Data entries for graphics:
++++++

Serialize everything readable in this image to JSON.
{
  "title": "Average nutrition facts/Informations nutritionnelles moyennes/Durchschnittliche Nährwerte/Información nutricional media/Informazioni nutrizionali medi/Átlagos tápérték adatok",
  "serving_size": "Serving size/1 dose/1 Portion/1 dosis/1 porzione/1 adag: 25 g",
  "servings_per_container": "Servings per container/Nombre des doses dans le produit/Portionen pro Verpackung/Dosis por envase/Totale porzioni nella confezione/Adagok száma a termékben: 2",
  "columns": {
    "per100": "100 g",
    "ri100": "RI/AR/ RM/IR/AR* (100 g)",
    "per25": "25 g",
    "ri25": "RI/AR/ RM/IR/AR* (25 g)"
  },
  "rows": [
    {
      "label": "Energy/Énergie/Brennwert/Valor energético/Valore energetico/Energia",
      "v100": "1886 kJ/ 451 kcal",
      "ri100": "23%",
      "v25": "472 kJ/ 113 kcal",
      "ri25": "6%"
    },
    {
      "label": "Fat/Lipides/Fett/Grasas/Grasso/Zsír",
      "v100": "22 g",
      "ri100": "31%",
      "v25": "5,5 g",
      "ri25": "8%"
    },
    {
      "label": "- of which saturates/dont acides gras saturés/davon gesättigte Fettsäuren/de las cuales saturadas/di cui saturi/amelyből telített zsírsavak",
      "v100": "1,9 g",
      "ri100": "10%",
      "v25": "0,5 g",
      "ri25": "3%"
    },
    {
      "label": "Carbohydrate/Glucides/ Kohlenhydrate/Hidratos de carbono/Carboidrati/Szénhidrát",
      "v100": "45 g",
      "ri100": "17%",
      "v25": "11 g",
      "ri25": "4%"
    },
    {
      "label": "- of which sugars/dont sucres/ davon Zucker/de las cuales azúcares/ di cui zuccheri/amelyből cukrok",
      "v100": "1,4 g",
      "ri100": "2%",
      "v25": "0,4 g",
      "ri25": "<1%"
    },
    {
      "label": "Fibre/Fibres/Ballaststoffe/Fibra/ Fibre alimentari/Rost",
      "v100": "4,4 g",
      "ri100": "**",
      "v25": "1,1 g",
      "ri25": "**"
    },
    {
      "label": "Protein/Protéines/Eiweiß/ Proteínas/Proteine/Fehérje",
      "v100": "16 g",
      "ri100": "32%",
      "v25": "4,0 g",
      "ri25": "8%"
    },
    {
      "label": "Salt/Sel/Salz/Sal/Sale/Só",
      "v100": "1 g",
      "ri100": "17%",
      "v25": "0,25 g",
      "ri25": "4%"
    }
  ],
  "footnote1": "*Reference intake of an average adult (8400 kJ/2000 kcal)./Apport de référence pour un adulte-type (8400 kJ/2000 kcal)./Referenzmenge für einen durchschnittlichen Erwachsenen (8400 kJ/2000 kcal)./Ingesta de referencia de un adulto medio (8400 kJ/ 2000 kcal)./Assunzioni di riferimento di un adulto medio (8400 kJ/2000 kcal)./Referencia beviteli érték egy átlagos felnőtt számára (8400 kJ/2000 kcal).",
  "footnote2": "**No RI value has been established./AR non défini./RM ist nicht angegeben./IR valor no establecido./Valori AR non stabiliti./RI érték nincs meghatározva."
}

++++++

▸ Task description
Copy out the lines of the data where the string "davon" occurs.

▸ Response below
      "label": "- of which saturates/dont acides gras saturés/davon gesättigte Fettsäuren/de las cuales saturadas/di cui saturi/amelyből telített zsírsavak",
      "label": "- of which sugars/dont sucres/ davon Zucker/de las cuales azúcares/ di cui zuccheri/amelyből cukrok",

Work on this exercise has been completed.